**Selected passage:**
◆ ◆ ◆ ◆ ◆ ◆ ◆

Use the type of album_thumb that user has selected in options. Currently 3 possible options: folder, stack, polaroid.
parse_text_document
if file_type is in DOCUMENTS array then parse document.
All these will first be done for processing ONE uploaded file. Since we can receive up to 10 files, we will have to do a loop to pass each file to these functions. Multiple uploaded files can have the same albumID, same category and subcategory and of cause the same userID
This means that we must hold the uploaded data in array like
$UPLOAD['SESSION_ID']['userID']
$UPLOAD['SESSION_ID']['albumID']
$UPLOAD['SESSION_ID']['categoryID']
$UPLOAD['SESSION_ID']['FILES']['0']['title']
$UPLOAD['SESSION_ID']['FILES']['0']['tmp_path']
But maybe more convenient to rearrange this array like
$UPLOAD['SESSION_ID']['0']['title']
$UPLOAD['SESSION_ID']['0']['category_id']
$UPLOAD['SESSION_ID']['0']['tmp_path']
this way it will have some duplicate data in array because userID, categoryID and albumID are the same for all files, but at least it will be easier to work with this array during the foreach loop.
we will then loop through all files and process one by one as if it was the only uploaded file.
We may (or may not) need to first move
uploaded files away from php file upload dir to our own temp dir so
that php will not accidentally overwrite or delete these files before
we finish parsing them.
This is just a good common-sense practice
to do this.
PS. We probably don't even need 'SESSION_ID' key at all, just $UPLOAD['0']['tmp_path'] and so on..

◆ ◆ ◆ ◆ ◆ ◆ ◆

**Element location listings:**

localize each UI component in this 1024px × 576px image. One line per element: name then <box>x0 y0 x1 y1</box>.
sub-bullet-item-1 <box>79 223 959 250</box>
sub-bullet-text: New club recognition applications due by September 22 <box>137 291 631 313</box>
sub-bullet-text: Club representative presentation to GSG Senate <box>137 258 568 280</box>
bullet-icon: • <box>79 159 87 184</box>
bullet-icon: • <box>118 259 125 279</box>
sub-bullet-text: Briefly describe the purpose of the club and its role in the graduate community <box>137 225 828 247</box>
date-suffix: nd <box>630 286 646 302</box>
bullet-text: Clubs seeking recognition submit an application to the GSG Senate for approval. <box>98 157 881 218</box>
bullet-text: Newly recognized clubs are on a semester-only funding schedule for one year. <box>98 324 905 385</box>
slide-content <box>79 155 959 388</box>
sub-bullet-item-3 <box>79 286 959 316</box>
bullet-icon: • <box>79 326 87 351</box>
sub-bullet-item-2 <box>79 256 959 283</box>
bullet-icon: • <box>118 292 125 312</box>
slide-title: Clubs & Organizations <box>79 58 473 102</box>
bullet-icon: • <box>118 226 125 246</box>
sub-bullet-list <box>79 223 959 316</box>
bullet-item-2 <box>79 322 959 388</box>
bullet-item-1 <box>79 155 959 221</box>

◆ ◆ ◆ ◆ ◆ ◆ ◆

**Given task:** Copy out the notes on processing uploaded files word for word, in full.

**Correct output:**
Use the type of album_thumb that user has selected in options. Currently 3 possible options: folder, stack, polaroid.
parse_text_document
if file_type is in DOCUMENTS array then parse document.
All these will first be done for processing ONE uploaded file. Since we can receive up to 10 files, we will have to do a loop to pass each file to these functions. Multiple uploaded files can have the same albumID, same category and subcategory and of cause the same userID
This means that we must hold the uploaded data in array like
$UPLOAD['SESSION_ID']['userID']
$UPLOAD['SESSION_ID']['albumID']
$UPLOAD['SESSION_ID']['categoryID']
$UPLOAD['SESSION_ID']['FILES']['0']['title']
$UPLOAD['SESSION_ID']['FILES']['0']['tmp_path']
But maybe more convenient to rearrange this array like
$UPLOAD['SESSION_ID']['0']['title']
$UPLOAD['SESSION_ID']['0']['category_id']
$UPLOAD['SESSION_ID']['0']['tmp_path']
this way it will have some duplicate data in array because userID, categoryID and albumID are the same for all files, but at least it will be easier to work with this array during the foreach loop.
we will then loop through all files and process one by one as if it was the only uploaded file.
We may (or may not) need to first move
uploaded files away from php file upload dir to our own temp dir so
that php will not accidentally overwrite or delete these files before
we finish parsing them.
This is just a good common-sense practice
to do this.
PS. We probably don't even need 'SESSION_ID' key at all, just $UPLOAD['0']['tmp_path'] and so on..